++++ DATASET ENTRIES

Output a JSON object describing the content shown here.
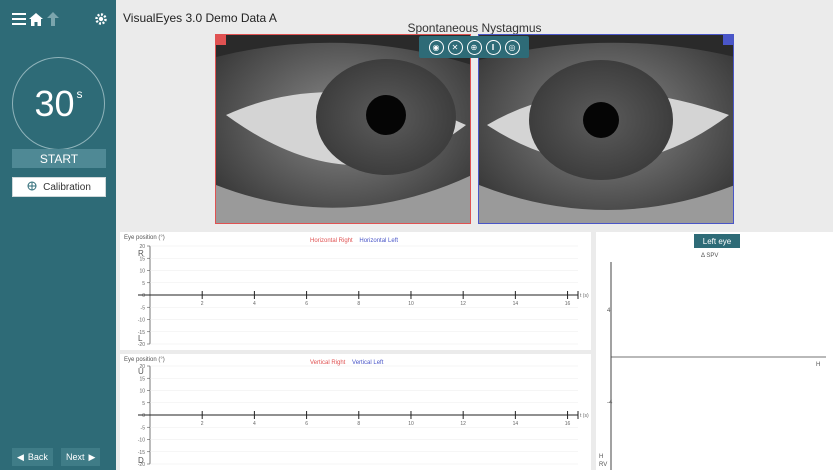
{
  "app": {
    "title": "VisualEyes 3.0 Demo Data A",
    "test_name": "Spontaneous Nystagmus"
  },
  "sidebar": {
    "timer_value": "30",
    "timer_unit": "s",
    "start_label": "START",
    "calibration_label": "Calibration",
    "back_label": "Back",
    "next_label": "Next"
  },
  "horizontal_plot": {
    "axis_label": "Eye position (°)",
    "upper_side_label": "R",
    "lower_side_label": "L",
    "legend": [
      "Horizontal Right",
      "Horizontal Left"
    ],
    "y_ticks": [
      "20",
      "15",
      "10",
      "5",
      "0",
      "-5",
      "-10",
      "-15",
      "-20"
    ],
    "x_ticks": [
      "2",
      "4",
      "6",
      "8",
      "10",
      "12",
      "14",
      "16"
    ],
    "x_unit": "t (s)"
  },
  "vertical_plot": {
    "axis_label": "Eye position (°)",
    "upper_side_label": "U",
    "lower_side_label": "D",
    "legend": [
      "Vertical Right",
      "Vertical Left"
    ],
    "y_ticks": [
      "20",
      "15",
      "10",
      "5",
      "0",
      "-5",
      "-10",
      "-15",
      "-20"
    ],
    "x_ticks": [
      "2",
      "4",
      "6",
      "8",
      "10",
      "12",
      "14",
      "16"
    ],
    "x_unit": "t (s)"
  },
  "spv_panel": {
    "tab_label": "Left eye",
    "title": "Δ SPV",
    "y_upper_tick": "4",
    "y_lower_tick": "-4",
    "x_right_label": "H",
    "bottom_labels": [
      "H",
      "RV"
    ]
  },
  "colors": {
    "right_eye": "#e05252",
    "left_eye": "#4a56c8",
    "accent": "#2e6b77"
  }
}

++++++++

Pull out and copy each line containing the string "title".

OUTPUT:
    "title": "VisualEyes 3.0 Demo Data A",
    "title": "Δ SPV",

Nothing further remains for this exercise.